*PROVIDED MATERIAL*:
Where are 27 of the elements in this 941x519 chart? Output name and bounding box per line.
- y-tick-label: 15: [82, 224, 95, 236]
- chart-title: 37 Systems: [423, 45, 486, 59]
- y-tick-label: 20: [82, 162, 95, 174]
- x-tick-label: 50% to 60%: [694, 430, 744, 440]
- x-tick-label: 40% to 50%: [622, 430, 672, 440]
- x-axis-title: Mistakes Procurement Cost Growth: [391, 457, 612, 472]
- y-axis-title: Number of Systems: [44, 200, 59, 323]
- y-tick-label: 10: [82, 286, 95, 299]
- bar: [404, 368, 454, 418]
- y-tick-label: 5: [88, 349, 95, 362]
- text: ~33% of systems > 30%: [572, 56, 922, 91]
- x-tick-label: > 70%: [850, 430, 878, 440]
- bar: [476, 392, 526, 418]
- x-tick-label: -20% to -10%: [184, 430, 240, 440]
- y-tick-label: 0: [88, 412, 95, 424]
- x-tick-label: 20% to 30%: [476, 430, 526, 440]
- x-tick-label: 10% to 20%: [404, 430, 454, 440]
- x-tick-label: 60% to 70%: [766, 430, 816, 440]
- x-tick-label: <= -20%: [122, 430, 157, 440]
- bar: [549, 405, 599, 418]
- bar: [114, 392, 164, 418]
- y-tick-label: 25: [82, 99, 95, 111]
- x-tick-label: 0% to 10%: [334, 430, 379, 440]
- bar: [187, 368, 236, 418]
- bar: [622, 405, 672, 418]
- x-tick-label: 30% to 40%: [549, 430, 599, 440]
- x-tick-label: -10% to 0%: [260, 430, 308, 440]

*TASK STATEMENT*: Report every line of the data above that contains the word "title", copying each one in full.

*OUTPUT OF THE EXERCISE*:
- chart-title: 37 Systems: [423, 45, 486, 59]
- x-axis-title: Mistakes Procurement Cost Growth: [391, 457, 612, 472]
- y-axis-title: Number of Systems: [44, 200, 59, 323]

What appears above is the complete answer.